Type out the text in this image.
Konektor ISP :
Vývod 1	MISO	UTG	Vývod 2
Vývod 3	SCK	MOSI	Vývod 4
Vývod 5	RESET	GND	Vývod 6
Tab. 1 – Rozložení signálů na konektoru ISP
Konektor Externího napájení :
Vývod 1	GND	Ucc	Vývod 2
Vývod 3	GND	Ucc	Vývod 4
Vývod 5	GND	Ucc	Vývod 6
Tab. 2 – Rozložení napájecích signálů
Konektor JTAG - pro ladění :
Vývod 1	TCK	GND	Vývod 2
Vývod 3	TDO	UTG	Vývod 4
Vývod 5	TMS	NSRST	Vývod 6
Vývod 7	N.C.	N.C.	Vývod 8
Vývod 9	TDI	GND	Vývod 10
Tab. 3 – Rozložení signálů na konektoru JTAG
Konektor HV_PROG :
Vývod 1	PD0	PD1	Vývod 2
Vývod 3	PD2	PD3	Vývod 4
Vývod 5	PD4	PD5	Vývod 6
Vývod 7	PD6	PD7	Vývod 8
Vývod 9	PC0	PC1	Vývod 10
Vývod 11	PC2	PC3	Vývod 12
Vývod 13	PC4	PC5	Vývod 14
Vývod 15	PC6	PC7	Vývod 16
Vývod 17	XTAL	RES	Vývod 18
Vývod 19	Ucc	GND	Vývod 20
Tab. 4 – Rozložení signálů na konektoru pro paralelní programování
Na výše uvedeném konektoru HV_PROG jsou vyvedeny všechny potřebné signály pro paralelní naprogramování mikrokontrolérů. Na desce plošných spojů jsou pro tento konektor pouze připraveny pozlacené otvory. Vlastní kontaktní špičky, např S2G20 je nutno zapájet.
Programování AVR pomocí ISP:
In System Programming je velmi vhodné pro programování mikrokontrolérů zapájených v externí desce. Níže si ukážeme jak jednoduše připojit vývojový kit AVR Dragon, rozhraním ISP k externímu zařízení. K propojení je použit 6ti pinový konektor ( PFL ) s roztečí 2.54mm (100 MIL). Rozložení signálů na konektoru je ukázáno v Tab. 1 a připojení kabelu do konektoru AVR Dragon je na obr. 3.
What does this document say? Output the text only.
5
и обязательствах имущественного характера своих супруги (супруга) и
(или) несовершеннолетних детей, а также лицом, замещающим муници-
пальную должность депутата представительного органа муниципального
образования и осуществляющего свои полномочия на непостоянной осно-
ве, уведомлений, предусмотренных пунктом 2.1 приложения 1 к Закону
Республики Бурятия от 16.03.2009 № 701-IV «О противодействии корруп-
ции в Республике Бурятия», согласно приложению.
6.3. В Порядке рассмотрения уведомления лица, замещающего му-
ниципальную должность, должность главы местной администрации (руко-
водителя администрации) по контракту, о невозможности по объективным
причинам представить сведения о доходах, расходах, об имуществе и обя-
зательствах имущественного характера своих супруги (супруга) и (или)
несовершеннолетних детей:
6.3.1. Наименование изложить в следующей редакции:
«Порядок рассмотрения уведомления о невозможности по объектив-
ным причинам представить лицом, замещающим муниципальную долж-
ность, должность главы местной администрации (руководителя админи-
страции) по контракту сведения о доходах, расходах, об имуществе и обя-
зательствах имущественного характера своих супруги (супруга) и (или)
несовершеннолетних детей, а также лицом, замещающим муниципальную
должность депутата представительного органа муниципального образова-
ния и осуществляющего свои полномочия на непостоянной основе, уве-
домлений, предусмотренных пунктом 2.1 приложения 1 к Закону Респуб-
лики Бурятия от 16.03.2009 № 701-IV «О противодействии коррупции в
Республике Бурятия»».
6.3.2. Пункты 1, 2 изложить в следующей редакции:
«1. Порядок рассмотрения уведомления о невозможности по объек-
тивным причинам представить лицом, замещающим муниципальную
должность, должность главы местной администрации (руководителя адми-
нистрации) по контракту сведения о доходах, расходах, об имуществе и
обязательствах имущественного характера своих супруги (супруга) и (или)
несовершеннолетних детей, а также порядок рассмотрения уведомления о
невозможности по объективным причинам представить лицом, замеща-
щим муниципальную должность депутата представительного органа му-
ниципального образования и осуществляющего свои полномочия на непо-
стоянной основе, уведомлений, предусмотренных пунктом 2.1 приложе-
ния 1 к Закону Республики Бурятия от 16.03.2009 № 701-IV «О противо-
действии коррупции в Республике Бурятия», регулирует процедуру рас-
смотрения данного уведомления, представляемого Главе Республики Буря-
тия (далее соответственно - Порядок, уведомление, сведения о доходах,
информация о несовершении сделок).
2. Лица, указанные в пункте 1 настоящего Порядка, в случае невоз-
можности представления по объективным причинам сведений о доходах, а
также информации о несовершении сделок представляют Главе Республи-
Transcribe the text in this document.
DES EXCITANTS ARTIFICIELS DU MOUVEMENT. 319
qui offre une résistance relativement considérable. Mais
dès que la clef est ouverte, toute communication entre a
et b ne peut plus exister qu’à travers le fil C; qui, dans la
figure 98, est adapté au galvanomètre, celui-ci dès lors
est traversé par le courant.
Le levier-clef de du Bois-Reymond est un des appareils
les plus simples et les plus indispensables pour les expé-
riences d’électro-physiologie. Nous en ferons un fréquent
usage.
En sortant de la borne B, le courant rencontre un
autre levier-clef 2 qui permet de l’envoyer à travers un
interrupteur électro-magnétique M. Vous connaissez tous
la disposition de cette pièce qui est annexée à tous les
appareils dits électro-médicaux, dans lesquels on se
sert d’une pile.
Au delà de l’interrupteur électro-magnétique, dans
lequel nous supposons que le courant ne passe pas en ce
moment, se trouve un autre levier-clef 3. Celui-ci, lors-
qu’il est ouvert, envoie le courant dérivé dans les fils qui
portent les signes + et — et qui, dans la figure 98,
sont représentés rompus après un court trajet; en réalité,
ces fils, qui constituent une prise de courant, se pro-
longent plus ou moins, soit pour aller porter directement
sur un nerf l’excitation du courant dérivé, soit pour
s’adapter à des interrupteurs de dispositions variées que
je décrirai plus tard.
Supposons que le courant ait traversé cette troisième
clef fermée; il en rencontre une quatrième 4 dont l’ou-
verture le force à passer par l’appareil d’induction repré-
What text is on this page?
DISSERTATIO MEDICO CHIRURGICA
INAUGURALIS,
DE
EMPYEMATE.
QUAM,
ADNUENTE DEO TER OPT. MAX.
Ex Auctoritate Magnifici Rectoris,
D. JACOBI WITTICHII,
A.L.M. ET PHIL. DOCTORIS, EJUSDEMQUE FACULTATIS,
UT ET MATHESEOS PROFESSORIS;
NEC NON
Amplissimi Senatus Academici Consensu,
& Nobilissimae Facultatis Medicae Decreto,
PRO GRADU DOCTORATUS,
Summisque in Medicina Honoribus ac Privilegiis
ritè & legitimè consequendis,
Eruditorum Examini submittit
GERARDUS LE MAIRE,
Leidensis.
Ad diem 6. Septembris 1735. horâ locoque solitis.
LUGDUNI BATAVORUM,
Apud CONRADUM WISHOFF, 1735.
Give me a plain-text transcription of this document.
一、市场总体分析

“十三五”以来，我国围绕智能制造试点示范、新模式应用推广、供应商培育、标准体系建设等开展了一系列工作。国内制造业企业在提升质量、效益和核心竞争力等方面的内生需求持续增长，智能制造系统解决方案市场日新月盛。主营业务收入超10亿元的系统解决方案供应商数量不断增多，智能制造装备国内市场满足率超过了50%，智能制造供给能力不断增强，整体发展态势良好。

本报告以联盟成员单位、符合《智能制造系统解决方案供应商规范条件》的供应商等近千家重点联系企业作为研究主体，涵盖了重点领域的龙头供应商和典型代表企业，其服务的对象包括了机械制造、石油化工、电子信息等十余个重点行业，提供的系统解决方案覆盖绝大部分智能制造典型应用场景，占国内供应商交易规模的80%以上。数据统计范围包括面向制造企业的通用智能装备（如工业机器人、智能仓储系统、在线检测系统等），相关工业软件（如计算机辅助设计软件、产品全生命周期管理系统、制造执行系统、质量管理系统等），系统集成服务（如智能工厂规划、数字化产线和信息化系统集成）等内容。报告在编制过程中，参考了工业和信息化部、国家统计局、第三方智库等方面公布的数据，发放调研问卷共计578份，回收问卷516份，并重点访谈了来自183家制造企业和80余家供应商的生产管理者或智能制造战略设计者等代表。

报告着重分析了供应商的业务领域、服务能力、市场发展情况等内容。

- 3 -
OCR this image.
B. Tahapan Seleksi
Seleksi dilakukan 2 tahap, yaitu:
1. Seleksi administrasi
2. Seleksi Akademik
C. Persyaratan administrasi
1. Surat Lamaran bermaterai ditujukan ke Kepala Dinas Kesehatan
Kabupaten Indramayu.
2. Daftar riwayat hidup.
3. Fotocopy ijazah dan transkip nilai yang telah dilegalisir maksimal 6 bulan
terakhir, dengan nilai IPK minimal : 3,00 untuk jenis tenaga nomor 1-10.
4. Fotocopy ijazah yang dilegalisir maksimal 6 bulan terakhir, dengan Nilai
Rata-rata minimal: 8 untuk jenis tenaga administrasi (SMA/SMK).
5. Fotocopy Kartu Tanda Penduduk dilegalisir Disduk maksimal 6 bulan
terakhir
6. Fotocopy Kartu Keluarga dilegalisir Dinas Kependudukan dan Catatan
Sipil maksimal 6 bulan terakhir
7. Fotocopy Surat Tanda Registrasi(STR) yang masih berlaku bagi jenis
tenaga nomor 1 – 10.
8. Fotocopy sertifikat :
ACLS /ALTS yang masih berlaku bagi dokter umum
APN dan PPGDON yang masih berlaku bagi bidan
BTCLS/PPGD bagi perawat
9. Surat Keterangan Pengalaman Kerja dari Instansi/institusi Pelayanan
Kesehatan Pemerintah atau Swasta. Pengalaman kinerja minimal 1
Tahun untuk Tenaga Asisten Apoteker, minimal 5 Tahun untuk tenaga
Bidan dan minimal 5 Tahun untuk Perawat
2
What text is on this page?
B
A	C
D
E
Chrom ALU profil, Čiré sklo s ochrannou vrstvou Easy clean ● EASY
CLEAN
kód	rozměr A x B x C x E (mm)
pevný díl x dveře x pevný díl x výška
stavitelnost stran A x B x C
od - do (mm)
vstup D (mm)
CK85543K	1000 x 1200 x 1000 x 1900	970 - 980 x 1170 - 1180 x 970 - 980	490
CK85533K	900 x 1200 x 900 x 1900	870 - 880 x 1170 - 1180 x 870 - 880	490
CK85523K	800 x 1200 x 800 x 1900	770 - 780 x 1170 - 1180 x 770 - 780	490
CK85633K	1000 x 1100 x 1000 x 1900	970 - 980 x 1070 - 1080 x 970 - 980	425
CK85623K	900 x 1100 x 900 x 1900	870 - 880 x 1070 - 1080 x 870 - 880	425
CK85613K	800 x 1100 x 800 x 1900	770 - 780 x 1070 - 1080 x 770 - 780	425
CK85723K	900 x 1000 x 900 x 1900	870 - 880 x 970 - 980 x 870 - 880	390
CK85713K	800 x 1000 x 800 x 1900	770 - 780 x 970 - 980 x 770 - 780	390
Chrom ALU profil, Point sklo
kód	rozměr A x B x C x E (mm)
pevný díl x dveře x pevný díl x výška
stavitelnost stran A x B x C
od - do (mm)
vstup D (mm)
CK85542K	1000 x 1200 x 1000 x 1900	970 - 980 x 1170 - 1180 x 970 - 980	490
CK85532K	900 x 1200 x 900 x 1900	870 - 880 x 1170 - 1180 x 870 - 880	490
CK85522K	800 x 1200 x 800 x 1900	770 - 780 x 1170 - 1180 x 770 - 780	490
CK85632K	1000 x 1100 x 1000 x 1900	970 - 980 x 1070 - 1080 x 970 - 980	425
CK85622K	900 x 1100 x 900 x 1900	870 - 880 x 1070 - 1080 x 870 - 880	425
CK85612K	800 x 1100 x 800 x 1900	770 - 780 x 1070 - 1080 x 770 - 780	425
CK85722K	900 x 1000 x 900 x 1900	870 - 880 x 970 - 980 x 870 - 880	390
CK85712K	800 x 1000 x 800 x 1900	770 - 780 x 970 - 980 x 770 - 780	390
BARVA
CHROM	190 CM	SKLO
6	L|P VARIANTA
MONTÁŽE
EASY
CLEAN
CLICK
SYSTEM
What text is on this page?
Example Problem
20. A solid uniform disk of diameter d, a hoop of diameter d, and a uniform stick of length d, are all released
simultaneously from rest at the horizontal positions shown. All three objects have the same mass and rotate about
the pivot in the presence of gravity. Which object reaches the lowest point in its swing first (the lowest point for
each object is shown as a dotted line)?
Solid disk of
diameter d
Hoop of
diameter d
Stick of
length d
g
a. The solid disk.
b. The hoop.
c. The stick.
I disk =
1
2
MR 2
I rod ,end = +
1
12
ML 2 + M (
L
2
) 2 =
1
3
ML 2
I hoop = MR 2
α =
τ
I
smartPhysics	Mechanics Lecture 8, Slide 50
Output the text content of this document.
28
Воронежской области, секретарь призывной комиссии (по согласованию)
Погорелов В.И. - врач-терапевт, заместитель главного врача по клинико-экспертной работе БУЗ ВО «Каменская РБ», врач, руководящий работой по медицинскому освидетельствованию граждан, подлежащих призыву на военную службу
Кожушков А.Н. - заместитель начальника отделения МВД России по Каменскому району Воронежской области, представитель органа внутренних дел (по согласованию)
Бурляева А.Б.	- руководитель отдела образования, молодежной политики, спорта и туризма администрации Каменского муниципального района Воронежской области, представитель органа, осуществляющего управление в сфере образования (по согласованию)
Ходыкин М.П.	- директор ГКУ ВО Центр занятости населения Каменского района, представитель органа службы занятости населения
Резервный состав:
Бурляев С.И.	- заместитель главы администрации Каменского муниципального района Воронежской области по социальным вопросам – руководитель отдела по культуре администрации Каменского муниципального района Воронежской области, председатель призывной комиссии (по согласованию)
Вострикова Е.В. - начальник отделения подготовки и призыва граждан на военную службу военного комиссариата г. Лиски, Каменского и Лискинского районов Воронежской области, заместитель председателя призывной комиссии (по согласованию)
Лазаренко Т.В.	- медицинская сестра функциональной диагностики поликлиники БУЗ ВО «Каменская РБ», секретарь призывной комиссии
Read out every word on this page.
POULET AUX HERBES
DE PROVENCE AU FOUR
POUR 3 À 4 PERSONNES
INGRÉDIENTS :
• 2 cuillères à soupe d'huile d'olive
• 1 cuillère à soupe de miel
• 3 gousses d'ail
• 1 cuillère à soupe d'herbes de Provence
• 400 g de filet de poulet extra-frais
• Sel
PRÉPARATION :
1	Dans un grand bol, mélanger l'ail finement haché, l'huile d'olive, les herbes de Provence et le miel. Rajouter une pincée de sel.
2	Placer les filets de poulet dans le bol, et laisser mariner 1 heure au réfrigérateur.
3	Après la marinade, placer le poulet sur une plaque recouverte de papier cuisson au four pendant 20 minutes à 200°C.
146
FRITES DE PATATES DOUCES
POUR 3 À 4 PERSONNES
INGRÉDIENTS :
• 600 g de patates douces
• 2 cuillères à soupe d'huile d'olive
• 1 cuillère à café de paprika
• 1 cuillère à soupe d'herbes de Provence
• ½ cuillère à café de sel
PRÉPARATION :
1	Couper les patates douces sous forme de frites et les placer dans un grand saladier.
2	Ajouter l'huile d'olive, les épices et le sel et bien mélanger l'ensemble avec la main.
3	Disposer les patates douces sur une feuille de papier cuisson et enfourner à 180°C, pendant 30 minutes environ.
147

====================

WHAT NEEDS TO BE DONE:
Which lines above hold the word "Республики"? Copy each of them.

REPLY:
Республики Бурятия от 16.03.2009 № 701-IV «О противодействии корруп-
ния 1 к Закону Республики Бурятия от 16.03.2009 № 701-IV «О противо-
смотрения данного уведомления, представляемого Главе Республики Буря-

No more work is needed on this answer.